* _Task description_
Determine how many lines carry the word "What". Output that number only.

* _Stored items_
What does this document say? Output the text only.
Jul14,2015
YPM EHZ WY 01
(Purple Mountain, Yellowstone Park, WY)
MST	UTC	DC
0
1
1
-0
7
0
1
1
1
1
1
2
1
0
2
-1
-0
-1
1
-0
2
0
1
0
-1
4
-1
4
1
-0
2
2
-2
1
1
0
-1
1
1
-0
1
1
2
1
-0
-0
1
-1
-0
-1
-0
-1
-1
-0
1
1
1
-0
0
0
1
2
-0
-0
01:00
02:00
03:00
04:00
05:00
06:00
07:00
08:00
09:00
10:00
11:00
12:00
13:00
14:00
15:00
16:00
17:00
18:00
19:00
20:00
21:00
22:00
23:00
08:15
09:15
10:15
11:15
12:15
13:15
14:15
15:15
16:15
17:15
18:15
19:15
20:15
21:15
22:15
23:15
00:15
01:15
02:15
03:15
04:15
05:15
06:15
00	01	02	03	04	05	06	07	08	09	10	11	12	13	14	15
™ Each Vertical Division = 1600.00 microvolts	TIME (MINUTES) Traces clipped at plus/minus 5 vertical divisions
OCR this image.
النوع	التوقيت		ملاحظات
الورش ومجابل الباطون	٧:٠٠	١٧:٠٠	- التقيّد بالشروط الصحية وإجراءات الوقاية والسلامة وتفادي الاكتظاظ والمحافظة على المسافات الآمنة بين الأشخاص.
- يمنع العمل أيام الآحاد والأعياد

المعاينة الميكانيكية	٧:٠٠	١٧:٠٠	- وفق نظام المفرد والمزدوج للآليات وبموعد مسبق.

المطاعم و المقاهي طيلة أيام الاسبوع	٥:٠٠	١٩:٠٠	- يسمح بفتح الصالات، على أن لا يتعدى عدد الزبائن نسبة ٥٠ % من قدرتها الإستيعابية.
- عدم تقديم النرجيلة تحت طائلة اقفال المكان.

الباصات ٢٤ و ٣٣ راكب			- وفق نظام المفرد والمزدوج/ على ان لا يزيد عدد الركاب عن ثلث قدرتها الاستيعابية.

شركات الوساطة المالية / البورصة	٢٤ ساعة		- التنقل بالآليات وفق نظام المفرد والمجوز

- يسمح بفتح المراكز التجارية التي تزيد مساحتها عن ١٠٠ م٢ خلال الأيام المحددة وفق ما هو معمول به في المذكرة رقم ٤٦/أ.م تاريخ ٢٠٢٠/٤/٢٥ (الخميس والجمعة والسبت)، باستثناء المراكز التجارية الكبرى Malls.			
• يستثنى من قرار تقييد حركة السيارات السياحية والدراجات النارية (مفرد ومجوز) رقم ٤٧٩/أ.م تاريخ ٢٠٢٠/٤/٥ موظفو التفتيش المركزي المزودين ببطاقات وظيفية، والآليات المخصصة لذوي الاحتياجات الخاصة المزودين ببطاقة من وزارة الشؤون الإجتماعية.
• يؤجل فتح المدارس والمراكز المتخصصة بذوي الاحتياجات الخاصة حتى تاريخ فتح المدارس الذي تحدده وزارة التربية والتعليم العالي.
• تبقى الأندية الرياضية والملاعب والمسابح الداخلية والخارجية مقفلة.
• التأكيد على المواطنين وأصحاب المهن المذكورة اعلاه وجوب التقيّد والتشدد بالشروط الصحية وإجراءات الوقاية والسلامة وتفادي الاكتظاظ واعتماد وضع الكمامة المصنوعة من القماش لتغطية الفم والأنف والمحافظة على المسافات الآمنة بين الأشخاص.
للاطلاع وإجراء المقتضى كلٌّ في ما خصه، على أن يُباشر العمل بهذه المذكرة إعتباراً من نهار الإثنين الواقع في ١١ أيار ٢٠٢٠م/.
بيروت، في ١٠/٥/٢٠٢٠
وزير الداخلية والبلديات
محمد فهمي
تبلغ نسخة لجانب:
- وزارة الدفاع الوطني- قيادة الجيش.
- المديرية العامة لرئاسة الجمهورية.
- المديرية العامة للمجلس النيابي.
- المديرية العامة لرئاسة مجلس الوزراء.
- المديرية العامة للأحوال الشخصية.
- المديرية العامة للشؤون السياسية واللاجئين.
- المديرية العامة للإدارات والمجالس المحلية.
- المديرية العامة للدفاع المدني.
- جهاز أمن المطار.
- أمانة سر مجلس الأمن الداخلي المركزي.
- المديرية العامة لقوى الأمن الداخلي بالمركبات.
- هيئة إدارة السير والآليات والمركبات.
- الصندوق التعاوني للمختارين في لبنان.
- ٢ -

* * *

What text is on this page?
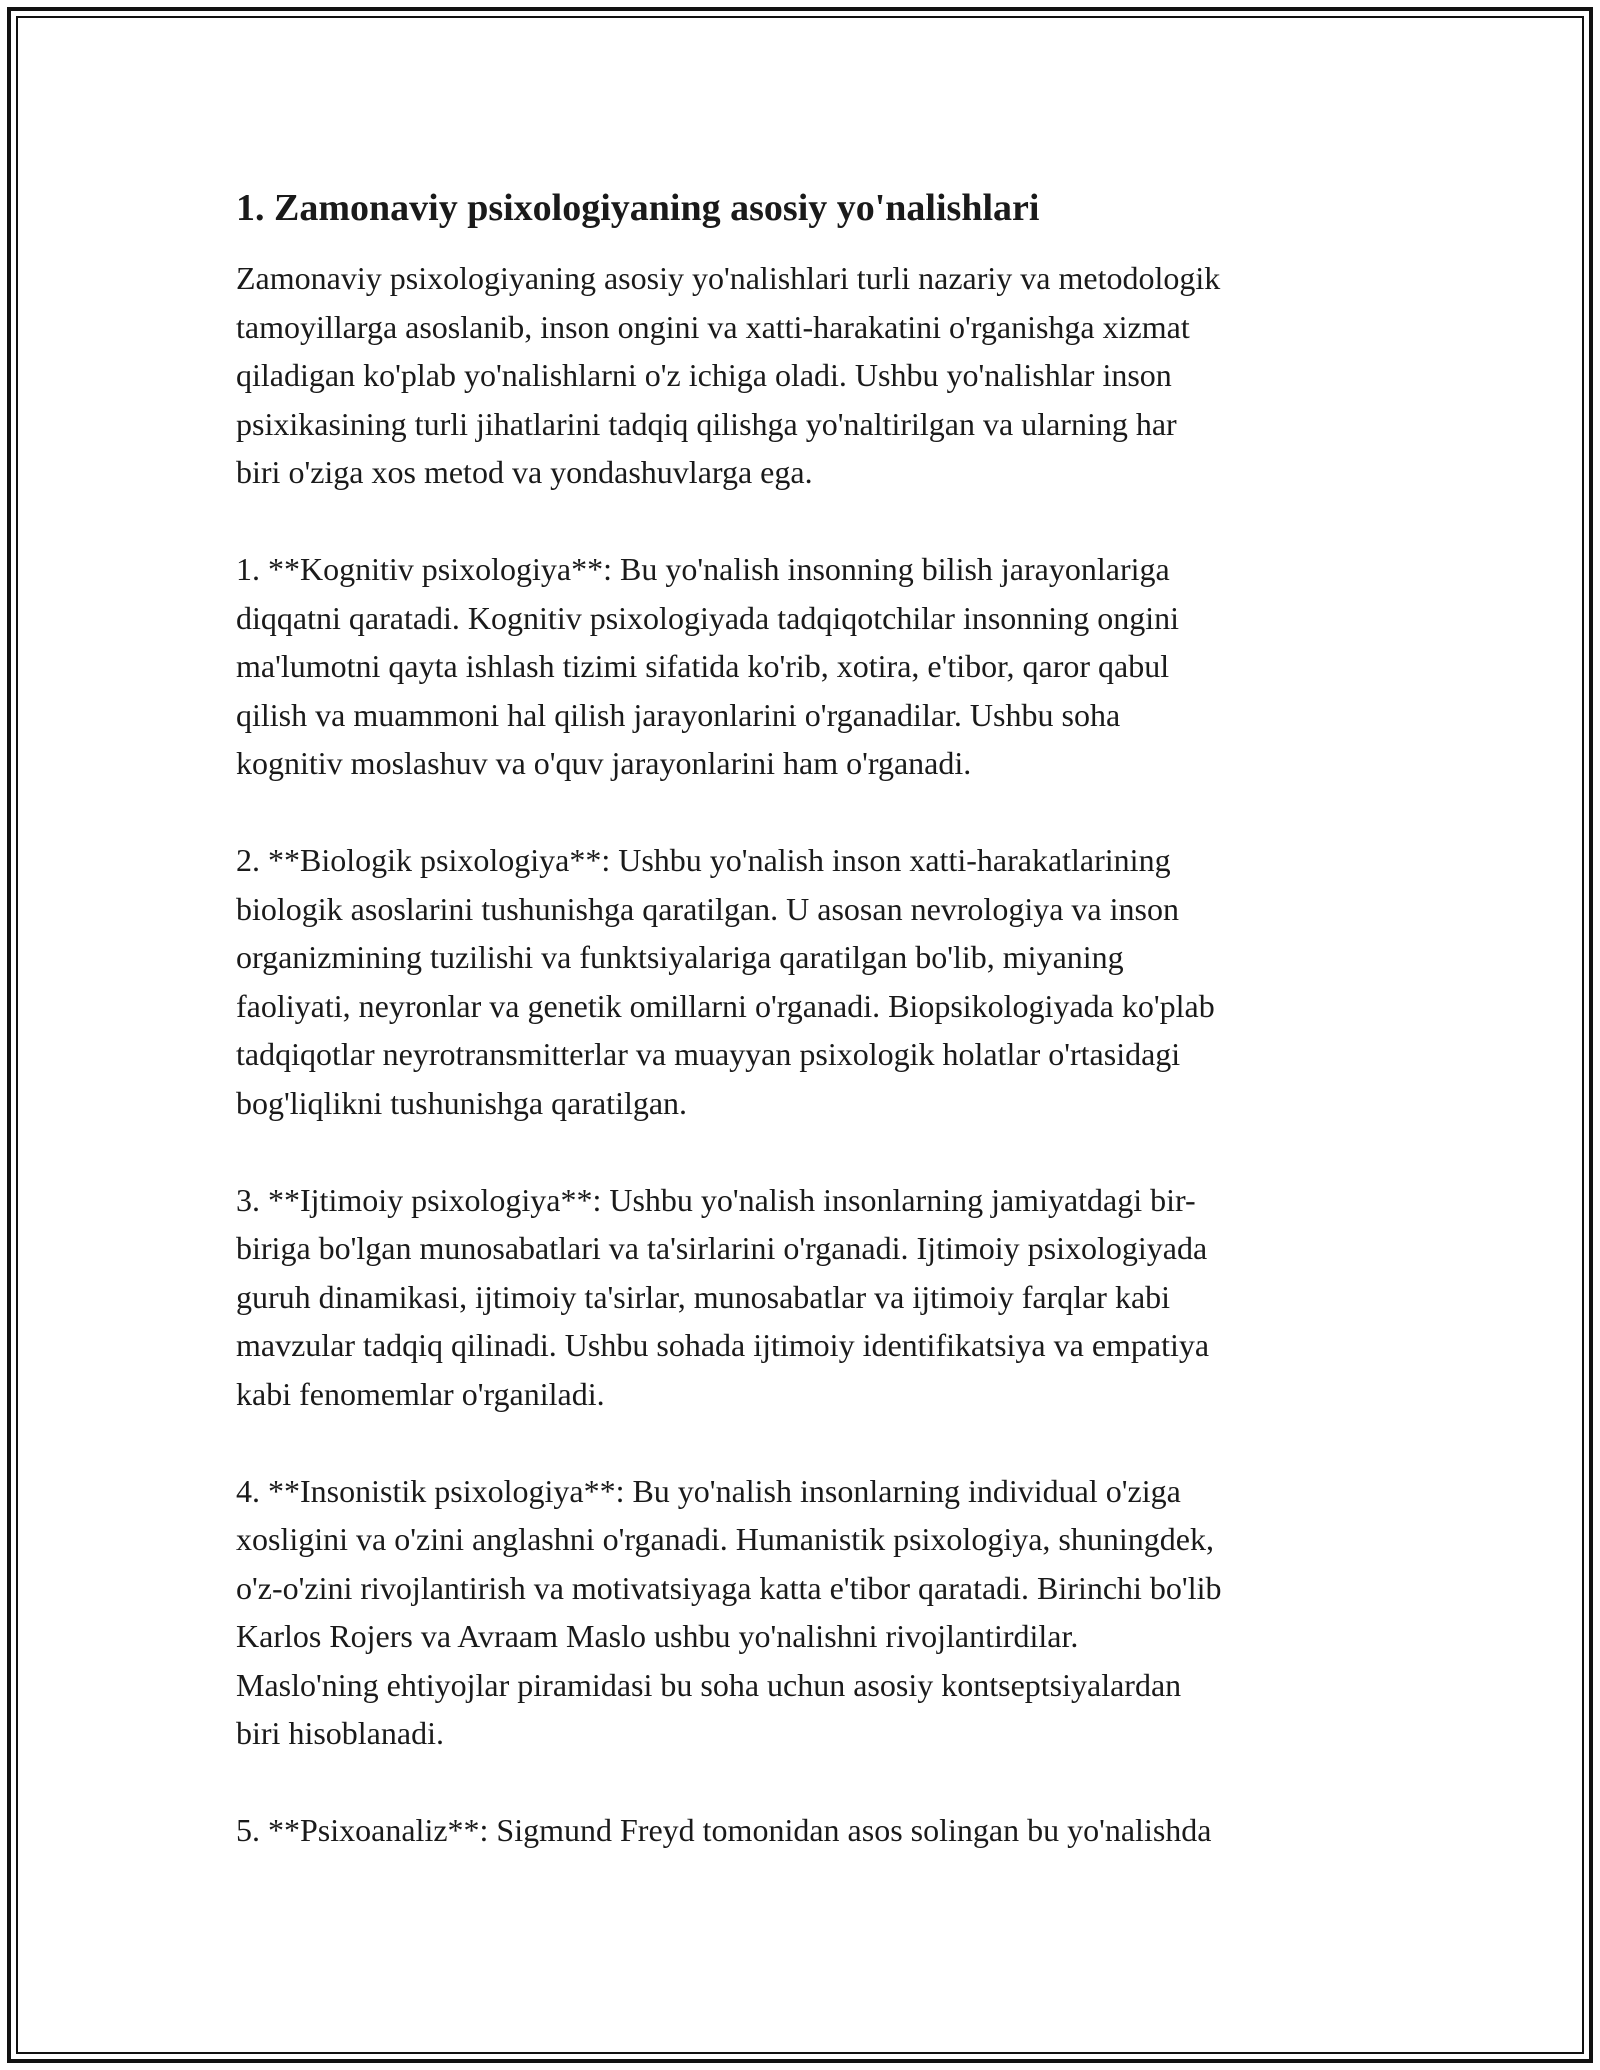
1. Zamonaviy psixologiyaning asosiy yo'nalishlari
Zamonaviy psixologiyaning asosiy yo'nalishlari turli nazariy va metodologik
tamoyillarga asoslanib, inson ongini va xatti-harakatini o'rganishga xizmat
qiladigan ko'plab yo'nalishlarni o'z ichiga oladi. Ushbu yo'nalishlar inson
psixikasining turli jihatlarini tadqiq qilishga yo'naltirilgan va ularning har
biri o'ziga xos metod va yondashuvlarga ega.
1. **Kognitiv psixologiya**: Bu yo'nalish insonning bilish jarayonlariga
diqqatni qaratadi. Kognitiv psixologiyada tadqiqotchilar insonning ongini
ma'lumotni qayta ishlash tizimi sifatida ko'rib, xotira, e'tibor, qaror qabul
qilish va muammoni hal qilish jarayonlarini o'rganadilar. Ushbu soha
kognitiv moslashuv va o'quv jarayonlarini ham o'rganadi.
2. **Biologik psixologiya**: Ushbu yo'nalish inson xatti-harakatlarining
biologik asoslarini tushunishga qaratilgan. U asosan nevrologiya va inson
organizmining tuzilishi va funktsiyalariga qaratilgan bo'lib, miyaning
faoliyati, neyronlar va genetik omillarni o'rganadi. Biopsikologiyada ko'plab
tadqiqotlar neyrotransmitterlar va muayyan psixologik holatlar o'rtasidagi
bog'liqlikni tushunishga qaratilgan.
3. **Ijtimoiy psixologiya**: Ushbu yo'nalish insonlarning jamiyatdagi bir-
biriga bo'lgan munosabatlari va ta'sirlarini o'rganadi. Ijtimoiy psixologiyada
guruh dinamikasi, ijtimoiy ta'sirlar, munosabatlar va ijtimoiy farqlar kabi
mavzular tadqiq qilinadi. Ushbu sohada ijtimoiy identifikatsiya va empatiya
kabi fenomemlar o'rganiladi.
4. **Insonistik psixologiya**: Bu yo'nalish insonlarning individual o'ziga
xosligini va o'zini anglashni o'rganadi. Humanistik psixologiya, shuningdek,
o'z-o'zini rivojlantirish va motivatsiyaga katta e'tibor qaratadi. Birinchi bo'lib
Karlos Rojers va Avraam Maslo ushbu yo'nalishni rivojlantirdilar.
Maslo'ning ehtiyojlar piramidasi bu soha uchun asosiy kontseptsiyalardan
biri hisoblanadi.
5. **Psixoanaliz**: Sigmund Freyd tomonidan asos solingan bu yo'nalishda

* _Full answer_
2